DESCRIPTION OF THE TASK => The records that follow are to be transcribed in full, without their images.

MATERIAL PROVIDED =>
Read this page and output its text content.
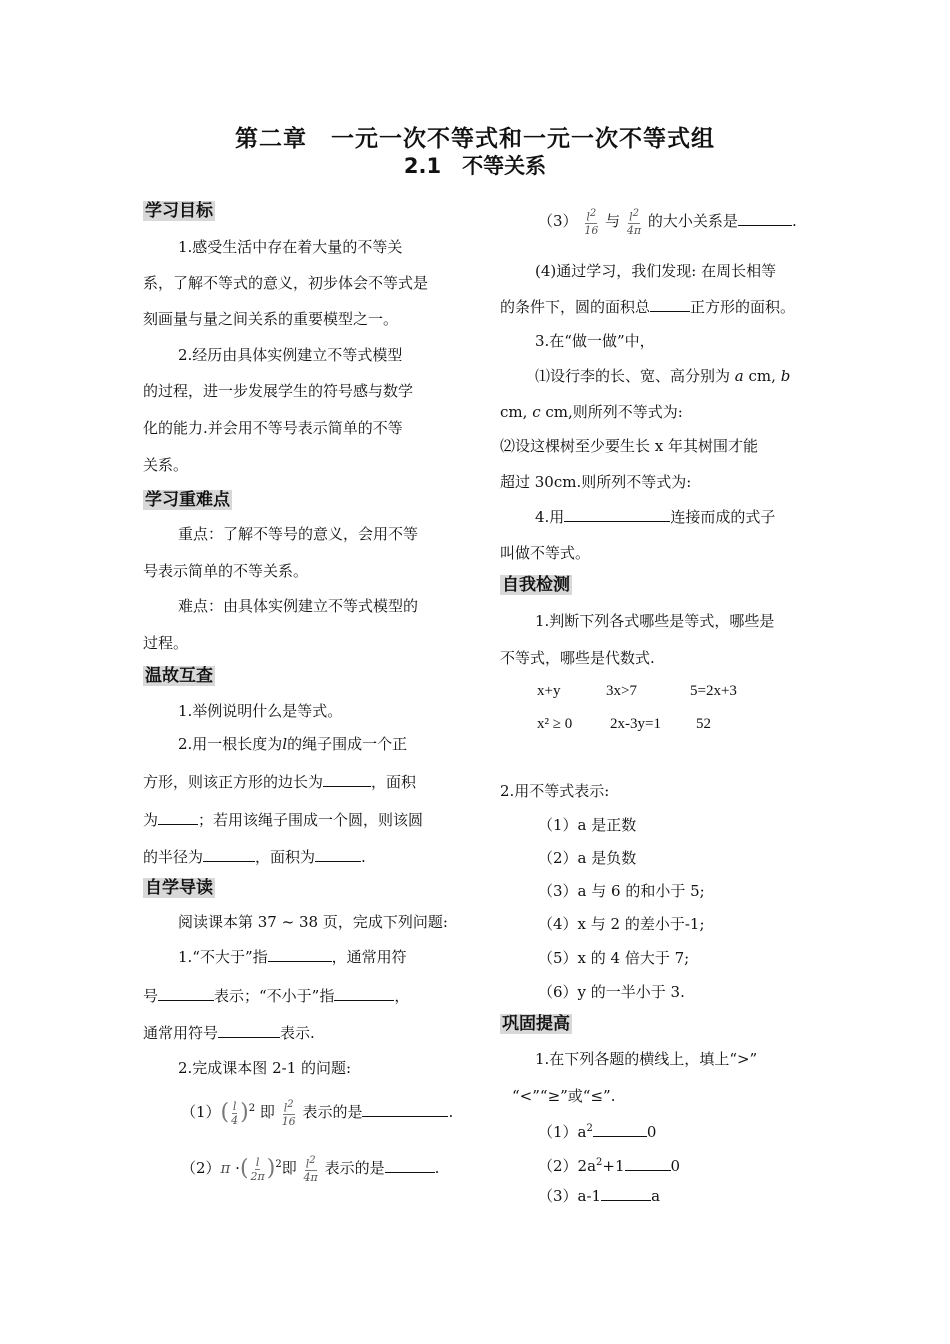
第二章　一元一次不等式和一元一次不等式组
2.1　不等关系
学习目标
1.感受生活中存在着大量的不等关
系，了解不等式的意义，初步体会不等式是
刻画量与量之间关系的重要模型之一。
2.经历由具体实例建立不等式模型
的过程，进一步发展学生的符号感与数学
化的能力.并会用不等号表示简单的不等
关系。
学习重难点
重点：了解不等号的意义，会用不等
号表示简单的不等关系。
难点：由具体实例建立不等式模型的
过程。
温故互查
1.举例说明什么是等式。
2.用一根长度为l的绳子围成一个正
方形，则该正方形的边长为	，面积
为	；若用该绳子围成一个圆，则该圆
的半径为	，面积为	.
自学导读
阅读课本第 37 ~ 38 页，完成下列问题:
1.“不大于”指	，通常用符
号	表示；“不小于”指	，
通常用符号	表示.
2.完成课本图 2-1 的问题:
$(1)( \frac{l}{4} )^2$ 即 $\frac{l^2}{16}$ 表示的是	.
（2）π ·( $\frac{l}{2\pi} )^2$即 $\frac{l^2}{4\pi}$ 表示的是	.
$(3) \frac{l^2}{16}$ 与 $\frac{l^2}{4\pi}$ 的大小关系是	.
(4)通过学习，我们发现: 在周长相等
的条件下，圆的面积总	正方形的面积。
3.在“做一做”中，
⑴设行李的长、宽、高分别为 a cm, b
cm, c cm,则所列不等式为:
⑵设这棵树至少要生长 x 年其树围才能
超过 30cm.则所列不等式为:
4.用	连接而成的式子
叫做不等式。
自我检测
1.判断下列各式哪些是等式，哪些是
不等式，哪些是代数式.
x+y	3x>7	5=2x+3
x² ≥ 0	2x-3y=1 52
2.用不等式表示:
（1）a 是正数
（2）a 是负数
（3）a 与 6 的和小于 5;
（4）x 与 2 的差小于-1;
（5）x 的 4 倍大于 7;
（6）y 的一半小于 3.
巩固提高
1.在下列各题的横线上，填上“>”
“<”“≥”或“≤”.
$(1)a^2$	0
$(2)2a^2+1$	0
（3）a-1	a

SOLUTION FOR THIS TASK =>
Read this page and output its text content.
第二章　一元一次不等式和一元一次不等式组
2.1　不等关系
学习目标
1.感受生活中存在着大量的不等关
系，了解不等式的意义，初步体会不等式是
刻画量与量之间关系的重要模型之一。
2.经历由具体实例建立不等式模型
的过程，进一步发展学生的符号感与数学
化的能力.并会用不等号表示简单的不等
关系。
学习重难点
重点：了解不等号的意义，会用不等
号表示简单的不等关系。
难点：由具体实例建立不等式模型的
过程。
温故互查
1.举例说明什么是等式。
2.用一根长度为l的绳子围成一个正
方形，则该正方形的边长为	，面积
为	；若用该绳子围成一个圆，则该圆
的半径为	，面积为	.
自学导读
阅读课本第 37 ~ 38 页，完成下列问题:
1.“不大于”指	，通常用符
号	表示；“不小于”指	，
通常用符号	表示.
2.完成课本图 2-1 的问题:
$(1)( \frac{l}{4} )^2$ 即 $\frac{l^2}{16}$ 表示的是	.
（2）π ·( $\frac{l}{2\pi} )^2$即 $\frac{l^2}{4\pi}$ 表示的是	.
$(3) \frac{l^2}{16}$ 与 $\frac{l^2}{4\pi}$ 的大小关系是	.
(4)通过学习，我们发现: 在周长相等
的条件下，圆的面积总	正方形的面积。
3.在“做一做”中，
⑴设行李的长、宽、高分别为 a cm, b
cm, c cm,则所列不等式为:
⑵设这棵树至少要生长 x 年其树围才能
超过 30cm.则所列不等式为:
4.用	连接而成的式子
叫做不等式。
自我检测
1.判断下列各式哪些是等式，哪些是
不等式，哪些是代数式.
x+y	3x>7	5=2x+3
x² ≥ 0	2x-3y=1 52
2.用不等式表示:
（1）a 是正数
（2）a 是负数
（3）a 与 6 的和小于 5;
（4）x 与 2 的差小于-1;
（5）x 的 4 倍大于 7;
（6）y 的一半小于 3.
巩固提高
1.在下列各题的横线上，填上“>”
“<”“≥”或“≤”.
$(1)a^2$	0
$(2)2a^2+1$	0
（3）a-1	a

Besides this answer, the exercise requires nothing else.